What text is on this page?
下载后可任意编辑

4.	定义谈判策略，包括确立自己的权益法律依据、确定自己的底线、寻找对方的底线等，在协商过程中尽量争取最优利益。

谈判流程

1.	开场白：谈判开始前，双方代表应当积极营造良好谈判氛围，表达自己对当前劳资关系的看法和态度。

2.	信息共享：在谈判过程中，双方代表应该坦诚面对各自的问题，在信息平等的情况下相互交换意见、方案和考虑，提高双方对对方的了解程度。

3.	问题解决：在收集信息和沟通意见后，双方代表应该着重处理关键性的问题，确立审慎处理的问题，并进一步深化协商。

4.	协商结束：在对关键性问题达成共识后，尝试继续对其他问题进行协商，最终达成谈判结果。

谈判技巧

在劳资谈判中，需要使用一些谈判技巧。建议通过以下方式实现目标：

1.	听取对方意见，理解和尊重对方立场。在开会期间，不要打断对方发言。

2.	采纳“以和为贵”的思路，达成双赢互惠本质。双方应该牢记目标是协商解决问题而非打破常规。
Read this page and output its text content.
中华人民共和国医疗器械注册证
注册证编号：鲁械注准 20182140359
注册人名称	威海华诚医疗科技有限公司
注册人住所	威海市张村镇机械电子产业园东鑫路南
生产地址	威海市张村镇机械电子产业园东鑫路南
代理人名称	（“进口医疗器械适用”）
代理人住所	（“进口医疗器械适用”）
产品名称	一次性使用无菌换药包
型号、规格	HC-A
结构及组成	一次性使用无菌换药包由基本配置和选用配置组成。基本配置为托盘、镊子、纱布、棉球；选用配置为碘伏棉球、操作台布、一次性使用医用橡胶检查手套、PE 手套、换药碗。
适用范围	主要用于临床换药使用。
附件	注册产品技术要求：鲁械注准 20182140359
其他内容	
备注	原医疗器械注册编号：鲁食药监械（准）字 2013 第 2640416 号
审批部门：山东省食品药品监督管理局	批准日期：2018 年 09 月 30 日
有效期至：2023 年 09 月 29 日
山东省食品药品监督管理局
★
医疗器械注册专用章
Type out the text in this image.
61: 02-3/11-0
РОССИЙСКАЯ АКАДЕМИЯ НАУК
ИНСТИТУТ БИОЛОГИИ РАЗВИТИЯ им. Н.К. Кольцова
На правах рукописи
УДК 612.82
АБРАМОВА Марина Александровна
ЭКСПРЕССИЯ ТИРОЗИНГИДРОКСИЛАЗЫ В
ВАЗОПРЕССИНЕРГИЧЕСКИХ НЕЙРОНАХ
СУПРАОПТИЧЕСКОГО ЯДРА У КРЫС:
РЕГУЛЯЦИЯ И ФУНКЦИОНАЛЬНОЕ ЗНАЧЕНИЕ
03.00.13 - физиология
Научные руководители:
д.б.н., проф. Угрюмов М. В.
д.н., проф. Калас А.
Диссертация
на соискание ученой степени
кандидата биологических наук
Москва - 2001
━━━━
# YOUR GOAL:
Nothing should be left out: repeat all of the data exactly.

# SOLUTION TO THE PROBLEM:
What text is on this page?
下载后可任意编辑

4.	定义谈判策略，包括确立自己的权益法律依据、确定自己的底线、寻找对方的底线等，在协商过程中尽量争取最优利益。

谈判流程

1.	开场白：谈判开始前，双方代表应当积极营造良好谈判氛围，表达自己对当前劳资关系的看法和态度。

2.	信息共享：在谈判过程中，双方代表应该坦诚面对各自的问题，在信息平等的情况下相互交换意见、方案和考虑，提高双方对对方的了解程度。

3.	问题解决：在收集信息和沟通意见后，双方代表应该着重处理关键性的问题，确立审慎处理的问题，并进一步深化协商。

4.	协商结束：在对关键性问题达成共识后，尝试继续对其他问题进行协商，最终达成谈判结果。

谈判技巧

在劳资谈判中，需要使用一些谈判技巧。建议通过以下方式实现目标：

1.	听取对方意见，理解和尊重对方立场。在开会期间，不要打断对方发言。

2.	采纳“以和为贵”的思路，达成双赢互惠本质。双方应该牢记目标是协商解决问题而非打破常规。
Read this page and output its text content.
中华人民共和国医疗器械注册证
注册证编号：鲁械注准 20182140359
注册人名称	威海华诚医疗科技有限公司
注册人住所	威海市张村镇机械电子产业园东鑫路南
生产地址	威海市张村镇机械电子产业园东鑫路南
代理人名称	（“进口医疗器械适用”）
代理人住所	（“进口医疗器械适用”）
产品名称	一次性使用无菌换药包
型号、规格	HC-A
结构及组成	一次性使用无菌换药包由基本配置和选用配置组成。基本配置为托盘、镊子、纱布、棉球；选用配置为碘伏棉球、操作台布、一次性使用医用橡胶检查手套、PE 手套、换药碗。
适用范围	主要用于临床换药使用。
附件	注册产品技术要求：鲁械注准 20182140359
其他内容	
备注	原医疗器械注册编号：鲁食药监械（准）字 2013 第 2640416 号
审批部门：山东省食品药品监督管理局	批准日期：2018 年 09 月 30 日
有效期至：2023 年 09 月 29 日
山东省食品药品监督管理局
★
医疗器械注册专用章
Type out the text in this image.
61: 02-3/11-0
РОССИЙСКАЯ АКАДЕМИЯ НАУК
ИНСТИТУТ БИОЛОГИИ РАЗВИТИЯ им. Н.К. Кольцова
На правах рукописи
УДК 612.82
АБРАМОВА Марина Александровна
ЭКСПРЕССИЯ ТИРОЗИНГИДРОКСИЛАЗЫ В
ВАЗОПРЕССИНЕРГИЧЕСКИХ НЕЙРОНАХ
СУПРАОПТИЧЕСКОГО ЯДРА У КРЫС:
РЕГУЛЯЦИЯ И ФУНКЦИОНАЛЬНОЕ ЗНАЧЕНИЕ
03.00.13 - физиология
Научные руководители:
д.б.н., проф. Угрюмов М. В.
д.н., проф. Калас А.
Диссертация
на соискание ученой степени
кандидата биологических наук
Москва - 2001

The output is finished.